== Records supplied
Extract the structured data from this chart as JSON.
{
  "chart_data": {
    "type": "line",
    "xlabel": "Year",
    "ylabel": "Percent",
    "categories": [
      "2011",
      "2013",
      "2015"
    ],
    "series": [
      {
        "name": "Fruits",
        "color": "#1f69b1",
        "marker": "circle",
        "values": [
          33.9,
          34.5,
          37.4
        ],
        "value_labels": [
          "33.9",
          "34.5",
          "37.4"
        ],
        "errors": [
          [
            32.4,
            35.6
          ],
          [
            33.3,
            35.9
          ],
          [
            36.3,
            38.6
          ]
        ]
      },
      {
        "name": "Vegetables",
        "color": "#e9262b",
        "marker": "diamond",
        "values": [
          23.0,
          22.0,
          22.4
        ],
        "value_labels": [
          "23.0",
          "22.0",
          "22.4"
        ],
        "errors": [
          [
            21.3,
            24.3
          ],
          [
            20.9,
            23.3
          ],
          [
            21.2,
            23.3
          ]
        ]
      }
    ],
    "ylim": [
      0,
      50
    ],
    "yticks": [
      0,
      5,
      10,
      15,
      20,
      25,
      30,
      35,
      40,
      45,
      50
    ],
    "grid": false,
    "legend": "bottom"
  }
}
====
** What to produce **
Your task is to give the records above again, exactly.

** Output of the task **
Extract the structured data from this chart as JSON.
{
  "chart_data": {
    "type": "line",
    "xlabel": "Year",
    "ylabel": "Percent",
    "categories": [
      "2011",
      "2013",
      "2015"
    ],
    "series": [
      {
        "name": "Fruits",
        "color": "#1f69b1",
        "marker": "circle",
        "values": [
          33.9,
          34.5,
          37.4
        ],
        "value_labels": [
          "33.9",
          "34.5",
          "37.4"
        ],
        "errors": [
          [
            32.4,
            35.6
          ],
          [
            33.3,
            35.9
          ],
          [
            36.3,
            38.6
          ]
        ]
      },
      {
        "name": "Vegetables",
        "color": "#e9262b",
        "marker": "diamond",
        "values": [
          23.0,
          22.0,
          22.4
        ],
        "value_labels": [
          "23.0",
          "22.0",
          "22.4"
        ],
        "errors": [
          [
            21.3,
            24.3
          ],
          [
            20.9,
            23.3
          ],
          [
            21.2,
            23.3
          ]
        ]
      }
    ],
    "ylim": [
      0,
      50
    ],
    "yticks": [
      0,
      5,
      10,
      15,
      20,
      25,
      30,
      35,
      40,
      45,
      50
    ],
    "grid": false,
    "legend": "bottom"
  }
}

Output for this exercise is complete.